■ **Task objective**
The records that follow are to be transcribed in full, without their images.

[Dataset items]
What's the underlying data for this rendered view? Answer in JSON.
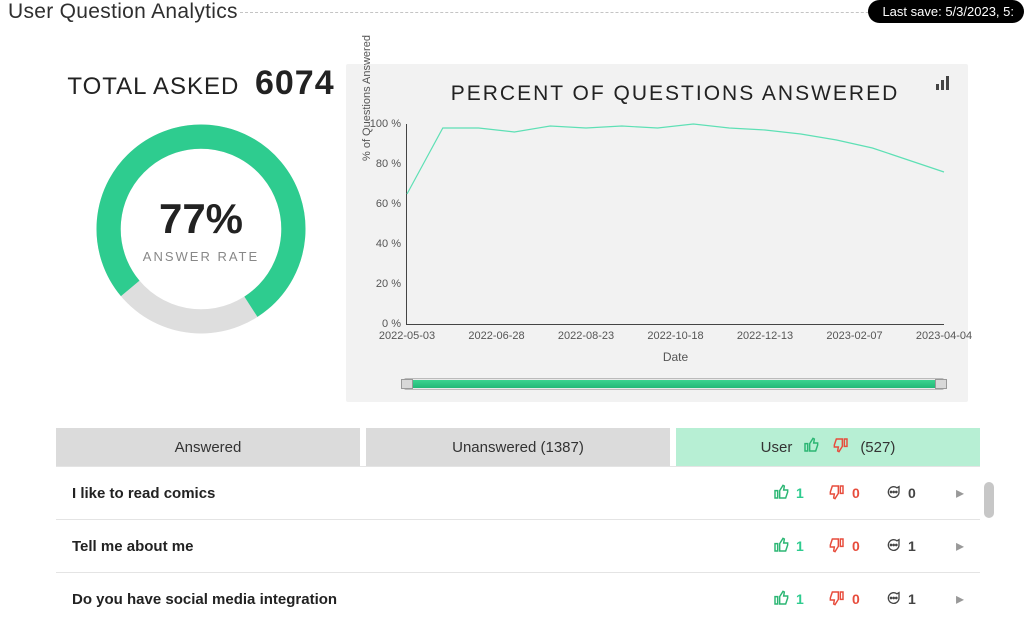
{
  "header": {
    "title": "User Question Analytics",
    "last_save": "Last save: 5/3/2023, 5:"
  },
  "summary": {
    "total_label": "TOTAL ASKED",
    "total_value": "6074",
    "percent": "77%",
    "percent_label": "ANSWER RATE",
    "answer_fraction": 0.77
  },
  "chart_data": {
    "type": "line",
    "title": "PERCENT OF QUESTIONS ANSWERED",
    "xlabel": "Date",
    "ylabel": "% of Questions Answered",
    "ylim": [
      0,
      100
    ],
    "yticks": [
      "0 %",
      "20 %",
      "40 %",
      "60 %",
      "80 %",
      "100 %"
    ],
    "xticks": [
      "2022-05-03",
      "2022-06-28",
      "2022-08-23",
      "2022-10-18",
      "2022-12-13",
      "2023-02-07",
      "2023-04-04"
    ],
    "x": [
      "2022-05-03",
      "2022-05-10",
      "2022-05-17",
      "2022-06-28",
      "2022-07-25",
      "2022-08-23",
      "2022-09-20",
      "2022-10-18",
      "2022-10-25",
      "2022-11-15",
      "2022-12-13",
      "2023-01-10",
      "2023-02-07",
      "2023-03-07",
      "2023-04-04",
      "2023-05-01"
    ],
    "values": [
      65,
      98,
      98,
      96,
      99,
      98,
      99,
      98,
      100,
      98,
      97,
      95,
      92,
      88,
      82,
      76
    ]
  },
  "tabs": {
    "answered": "Answered",
    "unanswered": "Unanswered (1387)",
    "user_label": "User",
    "user_count": "(527)"
  },
  "rows": [
    {
      "text": "I like to read comics",
      "up": "1",
      "down": "0",
      "comments": "0"
    },
    {
      "text": "Tell me about me",
      "up": "1",
      "down": "0",
      "comments": "1"
    },
    {
      "text": "Do you have social media integration",
      "up": "1",
      "down": "0",
      "comments": "1"
    }
  ]
}
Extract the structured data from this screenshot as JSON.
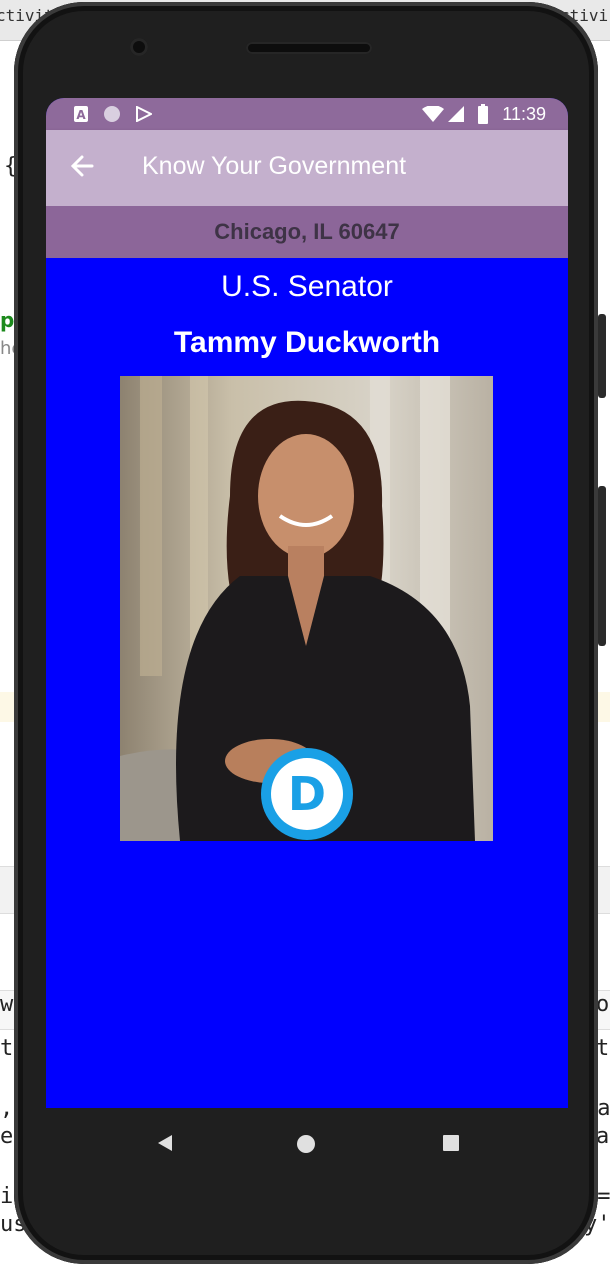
{
  "ide": {
    "tab_left": "ctivit",
    "tab_right": "ctivi",
    "code_fragments": [
      "{",
      "p",
      "he",
      "w",
      "t",
      ",",
      "es",
      "i",
      "us",
      "o",
      "t",
      "ra",
      "a",
      "k=",
      "y'"
    ]
  },
  "status_bar": {
    "time": "11:39",
    "icons": [
      "a-badge-icon",
      "circle-icon",
      "play-store-icon",
      "wifi-icon",
      "signal-icon",
      "battery-icon"
    ]
  },
  "app_bar": {
    "title": "Know Your Government",
    "back_icon": "arrow-back-icon"
  },
  "location": {
    "text": "Chicago, IL 60647"
  },
  "official": {
    "office": "U.S. Senator",
    "name": "Tammy Duckworth",
    "party_logo_letter": "D",
    "party_color": "#1aa0e6"
  },
  "nav_bar": {
    "icons": [
      "nav-back-icon",
      "nav-home-icon",
      "nav-recents-icon"
    ]
  },
  "colors": {
    "screen_background": "#0000ff",
    "status_bar": "#8e6a9b",
    "app_bar": "#c4b0cd",
    "location_bar": "#8c6699"
  }
}
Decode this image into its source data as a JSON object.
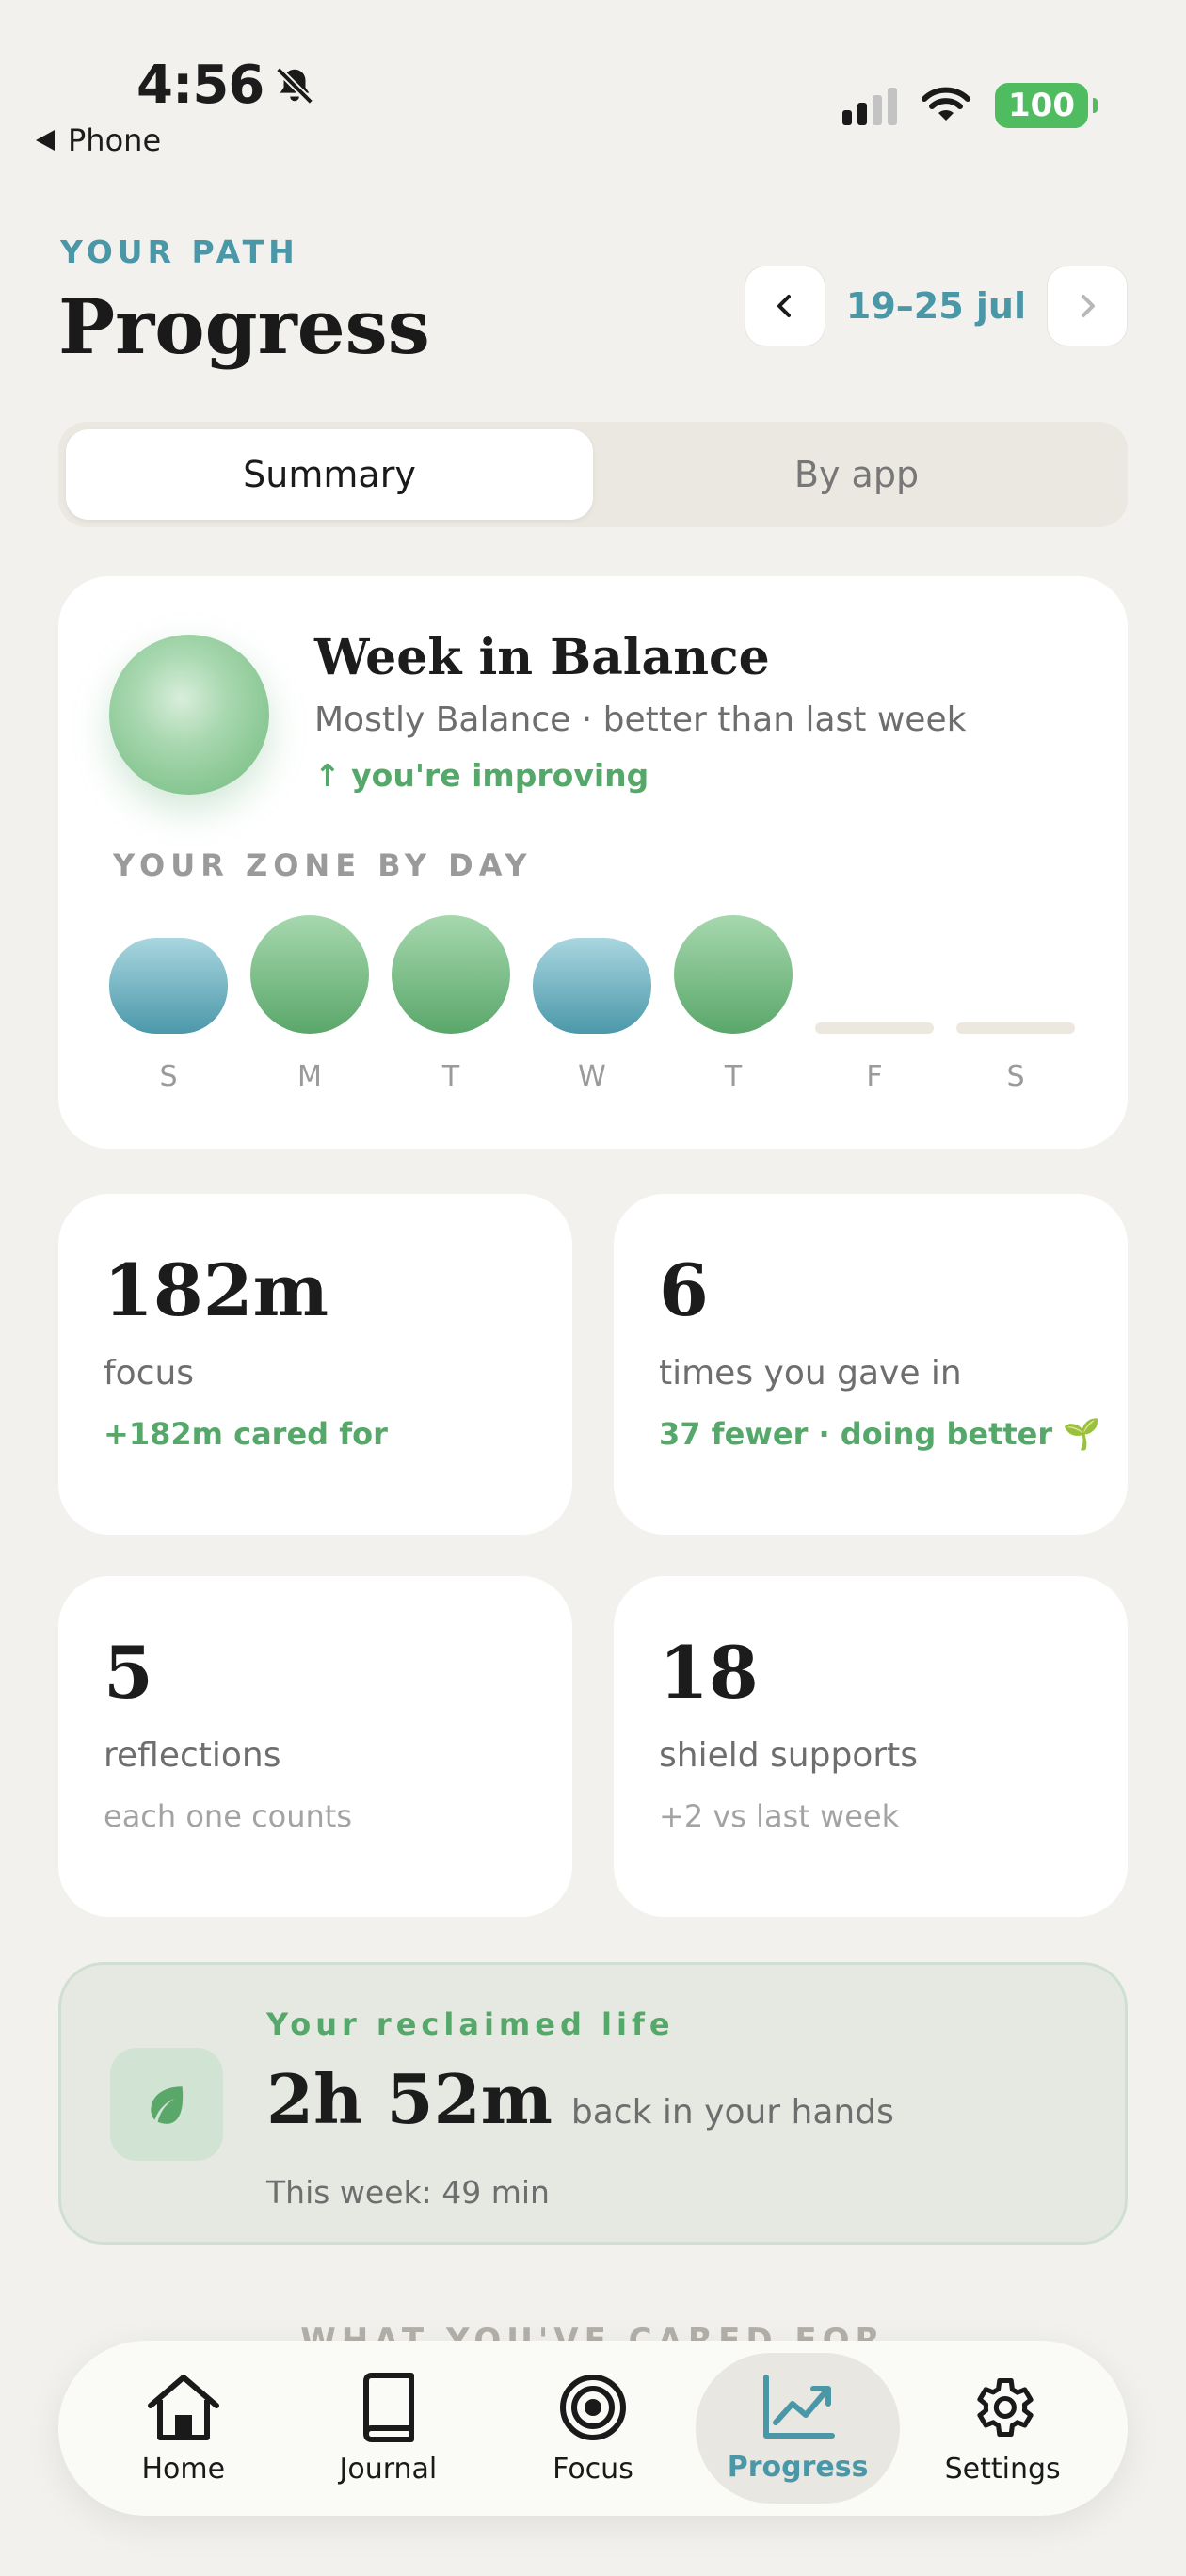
{
  "status_bar": {
    "time": "4:56",
    "back_label": "Phone",
    "battery": "100"
  },
  "header": {
    "eyebrow": "YOUR PATH",
    "title": "Progress",
    "week_range": "19–25 jul"
  },
  "segmented": {
    "summary": "Summary",
    "by_app": "By app"
  },
  "balance": {
    "title": "Week in Balance",
    "subtitle": "Mostly Balance · better than last week",
    "trend": "↑ you're improving",
    "zone_label": "YOUR ZONE BY DAY",
    "days": [
      {
        "day": "S",
        "zone": "blue"
      },
      {
        "day": "M",
        "zone": "green"
      },
      {
        "day": "T",
        "zone": "green"
      },
      {
        "day": "W",
        "zone": "blue"
      },
      {
        "day": "T",
        "zone": "green"
      },
      {
        "day": "F",
        "zone": "empty"
      },
      {
        "day": "S",
        "zone": "empty"
      }
    ]
  },
  "stats": {
    "focus": {
      "value": "182m",
      "label": "focus",
      "note": "+182m cared for"
    },
    "gave_in": {
      "value": "6",
      "label": "times you gave in",
      "note": "37 fewer · doing better 🌱"
    },
    "reflections": {
      "value": "5",
      "label": "reflections",
      "note": "each one counts"
    },
    "shield": {
      "value": "18",
      "label": "shield supports",
      "note": "+2 vs last week"
    }
  },
  "reclaimed": {
    "eyebrow": "Your reclaimed life",
    "value": "2h 52m",
    "suffix": "back in your hands",
    "week": "This week: 49 min"
  },
  "section_peek": "WHAT YOU'VE CARED FOR",
  "tabs": {
    "home": "Home",
    "journal": "Journal",
    "focus": "Focus",
    "progress": "Progress",
    "settings": "Settings"
  },
  "colors": {
    "accent": "#4a97a8",
    "green": "#55a86a",
    "background": "#f2f1ed"
  }
}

■ **Result of the task**
What's the underlying data for this rendered view? Answer in JSON.
{
  "header": {
    "title": "User Question Analytics",
    "last_save": "Last save: 5/3/2023, 5:"
  },
  "summary": {
    "total_label": "TOTAL ASKED",
    "total_value": "6074",
    "percent": "77%",
    "percent_label": "ANSWER RATE",
    "answer_fraction": 0.77
  },
  "chart_data": {
    "type": "line",
    "title": "PERCENT OF QUESTIONS ANSWERED",
    "xlabel": "Date",
    "ylabel": "% of Questions Answered",
    "ylim": [
      0,
      100
    ],
    "yticks": [
      "0 %",
      "20 %",
      "40 %",
      "60 %",
      "80 %",
      "100 %"
    ],
    "xticks": [
      "2022-05-03",
      "2022-06-28",
      "2022-08-23",
      "2022-10-18",
      "2022-12-13",
      "2023-02-07",
      "2023-04-04"
    ],
    "x": [
      "2022-05-03",
      "2022-05-10",
      "2022-05-17",
      "2022-06-28",
      "2022-07-25",
      "2022-08-23",
      "2022-09-20",
      "2022-10-18",
      "2022-10-25",
      "2022-11-15",
      "2022-12-13",
      "2023-01-10",
      "2023-02-07",
      "2023-03-07",
      "2023-04-04",
      "2023-05-01"
    ],
    "values": [
      65,
      98,
      98,
      96,
      99,
      98,
      99,
      98,
      100,
      98,
      97,
      95,
      92,
      88,
      82,
      76
    ]
  },
  "tabs": {
    "answered": "Answered",
    "unanswered": "Unanswered (1387)",
    "user_label": "User",
    "user_count": "(527)"
  },
  "rows": [
    {
      "text": "I like to read comics",
      "up": "1",
      "down": "0",
      "comments": "0"
    },
    {
      "text": "Tell me about me",
      "up": "1",
      "down": "0",
      "comments": "1"
    },
    {
      "text": "Do you have social media integration",
      "up": "1",
      "down": "0",
      "comments": "1"
    }
  ]
}
Extract the structured data from this screenshot as JSON.
{
  "ide": {
    "tab_left": "ctivit",
    "tab_right": "ctivi",
    "code_fragments": [
      "{",
      "p",
      "he",
      "w",
      "t",
      ",",
      "es",
      "i",
      "us",
      "o",
      "t",
      "ra",
      "a",
      "k=",
      "y'"
    ]
  },
  "status_bar": {
    "time": "11:39",
    "icons": [
      "a-badge-icon",
      "circle-icon",
      "play-store-icon",
      "wifi-icon",
      "signal-icon",
      "battery-icon"
    ]
  },
  "app_bar": {
    "title": "Know Your Government",
    "back_icon": "arrow-back-icon"
  },
  "location": {
    "text": "Chicago, IL 60647"
  },
  "official": {
    "office": "U.S. Senator",
    "name": "Tammy Duckworth",
    "party_logo_letter": "D",
    "party_color": "#1aa0e6"
  },
  "nav_bar": {
    "icons": [
      "nav-back-icon",
      "nav-home-icon",
      "nav-recents-icon"
    ]
  },
  "colors": {
    "screen_background": "#0000ff",
    "status_bar": "#8e6a9b",
    "app_bar": "#c4b0cd",
    "location_bar": "#8c6699"
  }
}
Decode this image into its source data as a JSON object.
{
  "status_bar": {
    "time": "4:56",
    "back_label": "Phone",
    "battery": "100"
  },
  "header": {
    "eyebrow": "YOUR PATH",
    "title": "Progress",
    "week_range": "19–25 jul"
  },
  "segmented": {
    "summary": "Summary",
    "by_app": "By app"
  },
  "balance": {
    "title": "Week in Balance",
    "subtitle": "Mostly Balance · better than last week",
    "trend": "↑ you're improving",
    "zone_label": "YOUR ZONE BY DAY",
    "days": [
      {
        "day": "S",
        "zone": "blue"
      },
      {
        "day": "M",
        "zone": "green"
      },
      {
        "day": "T",
        "zone": "green"
      },
      {
        "day": "W",
        "zone": "blue"
      },
      {
        "day": "T",
        "zone": "green"
      },
      {
        "day": "F",
        "zone": "empty"
      },
      {
        "day": "S",
        "zone": "empty"
      }
    ]
  },
  "stats": {
    "focus": {
      "value": "182m",
      "label": "focus",
      "note": "+182m cared for"
    },
    "gave_in": {
      "value": "6",
      "label": "times you gave in",
      "note": "37 fewer · doing better 🌱"
    },
    "reflections": {
      "value": "5",
      "label": "reflections",
      "note": "each one counts"
    },
    "shield": {
      "value": "18",
      "label": "shield supports",
      "note": "+2 vs last week"
    }
  },
  "reclaimed": {
    "eyebrow": "Your reclaimed life",
    "value": "2h 52m",
    "suffix": "back in your hands",
    "week": "This week: 49 min"
  },
  "section_peek": "WHAT YOU'VE CARED FOR",
  "tabs": {
    "home": "Home",
    "journal": "Journal",
    "focus": "Focus",
    "progress": "Progress",
    "settings": "Settings"
  },
  "colors": {
    "accent": "#4a97a8",
    "green": "#55a86a",
    "background": "#f2f1ed"
  }
}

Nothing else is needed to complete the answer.